Work instructions » Check every line of the entries that follow, and copy the ones containing "negative".

Records »
begin
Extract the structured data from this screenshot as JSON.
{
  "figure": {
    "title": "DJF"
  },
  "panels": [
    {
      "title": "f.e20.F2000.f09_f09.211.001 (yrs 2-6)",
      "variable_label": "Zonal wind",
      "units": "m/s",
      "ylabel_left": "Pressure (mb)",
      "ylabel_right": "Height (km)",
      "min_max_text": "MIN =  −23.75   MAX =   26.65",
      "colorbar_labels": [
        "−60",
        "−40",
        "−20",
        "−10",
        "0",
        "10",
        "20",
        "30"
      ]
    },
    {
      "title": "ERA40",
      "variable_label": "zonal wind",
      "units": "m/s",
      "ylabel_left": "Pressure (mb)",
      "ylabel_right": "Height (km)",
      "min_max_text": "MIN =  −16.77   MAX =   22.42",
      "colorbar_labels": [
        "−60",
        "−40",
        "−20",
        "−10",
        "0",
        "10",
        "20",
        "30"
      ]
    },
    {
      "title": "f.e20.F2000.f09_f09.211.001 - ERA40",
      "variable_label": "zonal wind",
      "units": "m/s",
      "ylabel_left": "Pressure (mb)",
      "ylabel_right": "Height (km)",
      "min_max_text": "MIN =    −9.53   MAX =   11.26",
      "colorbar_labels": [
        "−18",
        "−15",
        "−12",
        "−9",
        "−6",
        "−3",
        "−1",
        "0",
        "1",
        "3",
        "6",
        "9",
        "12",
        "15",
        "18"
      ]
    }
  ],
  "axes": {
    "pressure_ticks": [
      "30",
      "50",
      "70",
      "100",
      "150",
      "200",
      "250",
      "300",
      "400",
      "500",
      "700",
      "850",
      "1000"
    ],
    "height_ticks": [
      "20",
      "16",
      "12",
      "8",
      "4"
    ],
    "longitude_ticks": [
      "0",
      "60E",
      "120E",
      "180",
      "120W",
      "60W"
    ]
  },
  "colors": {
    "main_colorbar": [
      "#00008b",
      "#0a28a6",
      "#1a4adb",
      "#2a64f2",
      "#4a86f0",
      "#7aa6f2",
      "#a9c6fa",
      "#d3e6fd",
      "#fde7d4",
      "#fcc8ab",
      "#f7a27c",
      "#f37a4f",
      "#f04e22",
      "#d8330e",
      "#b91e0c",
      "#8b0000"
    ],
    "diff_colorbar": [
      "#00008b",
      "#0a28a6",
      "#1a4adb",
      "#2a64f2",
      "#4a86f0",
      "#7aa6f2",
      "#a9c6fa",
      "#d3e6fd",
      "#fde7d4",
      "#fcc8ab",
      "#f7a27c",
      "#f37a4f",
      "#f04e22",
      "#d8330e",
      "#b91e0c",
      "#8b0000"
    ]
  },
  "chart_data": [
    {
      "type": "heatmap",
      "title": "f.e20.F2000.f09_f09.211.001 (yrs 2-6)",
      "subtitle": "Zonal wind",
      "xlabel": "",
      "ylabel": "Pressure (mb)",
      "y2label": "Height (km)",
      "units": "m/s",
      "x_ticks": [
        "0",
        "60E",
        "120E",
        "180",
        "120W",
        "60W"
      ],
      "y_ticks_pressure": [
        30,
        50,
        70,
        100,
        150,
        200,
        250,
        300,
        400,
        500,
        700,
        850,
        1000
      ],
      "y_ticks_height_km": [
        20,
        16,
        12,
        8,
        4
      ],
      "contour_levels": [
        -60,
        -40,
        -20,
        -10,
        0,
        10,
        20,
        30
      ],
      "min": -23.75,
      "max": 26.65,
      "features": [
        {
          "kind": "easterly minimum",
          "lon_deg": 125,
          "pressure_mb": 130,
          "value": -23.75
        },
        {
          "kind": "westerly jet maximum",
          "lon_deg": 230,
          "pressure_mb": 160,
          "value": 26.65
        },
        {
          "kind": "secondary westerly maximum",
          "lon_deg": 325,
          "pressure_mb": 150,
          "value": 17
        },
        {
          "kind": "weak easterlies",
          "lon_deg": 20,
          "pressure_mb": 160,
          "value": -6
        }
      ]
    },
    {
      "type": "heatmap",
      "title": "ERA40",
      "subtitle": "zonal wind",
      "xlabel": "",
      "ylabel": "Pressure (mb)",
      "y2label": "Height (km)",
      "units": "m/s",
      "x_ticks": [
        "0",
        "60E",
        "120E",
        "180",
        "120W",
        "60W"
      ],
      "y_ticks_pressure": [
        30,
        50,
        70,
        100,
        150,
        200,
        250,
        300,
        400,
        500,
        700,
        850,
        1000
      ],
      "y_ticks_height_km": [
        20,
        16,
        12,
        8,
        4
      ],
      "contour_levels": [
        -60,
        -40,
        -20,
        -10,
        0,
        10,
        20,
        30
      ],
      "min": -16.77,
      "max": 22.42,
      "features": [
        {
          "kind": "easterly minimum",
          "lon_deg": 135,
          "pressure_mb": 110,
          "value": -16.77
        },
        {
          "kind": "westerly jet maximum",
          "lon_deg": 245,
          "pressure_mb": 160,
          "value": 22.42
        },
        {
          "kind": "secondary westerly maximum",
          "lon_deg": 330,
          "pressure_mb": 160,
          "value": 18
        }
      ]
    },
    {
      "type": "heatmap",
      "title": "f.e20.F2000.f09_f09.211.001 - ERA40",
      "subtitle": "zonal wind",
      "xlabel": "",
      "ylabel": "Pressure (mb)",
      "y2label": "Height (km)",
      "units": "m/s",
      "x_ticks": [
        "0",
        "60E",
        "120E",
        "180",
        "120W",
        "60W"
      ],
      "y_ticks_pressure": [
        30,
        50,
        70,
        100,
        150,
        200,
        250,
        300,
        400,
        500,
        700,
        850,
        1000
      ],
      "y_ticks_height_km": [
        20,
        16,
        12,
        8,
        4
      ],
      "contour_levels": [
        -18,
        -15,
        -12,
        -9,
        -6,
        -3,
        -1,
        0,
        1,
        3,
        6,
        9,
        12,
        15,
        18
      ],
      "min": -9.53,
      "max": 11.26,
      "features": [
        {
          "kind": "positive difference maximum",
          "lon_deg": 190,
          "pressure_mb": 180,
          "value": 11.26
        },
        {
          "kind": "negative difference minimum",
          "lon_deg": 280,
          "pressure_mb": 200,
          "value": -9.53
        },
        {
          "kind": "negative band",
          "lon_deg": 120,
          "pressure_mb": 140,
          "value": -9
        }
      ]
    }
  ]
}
end
Exercise response »
          "kind": "negative difference minimum",
          "kind": "negative band",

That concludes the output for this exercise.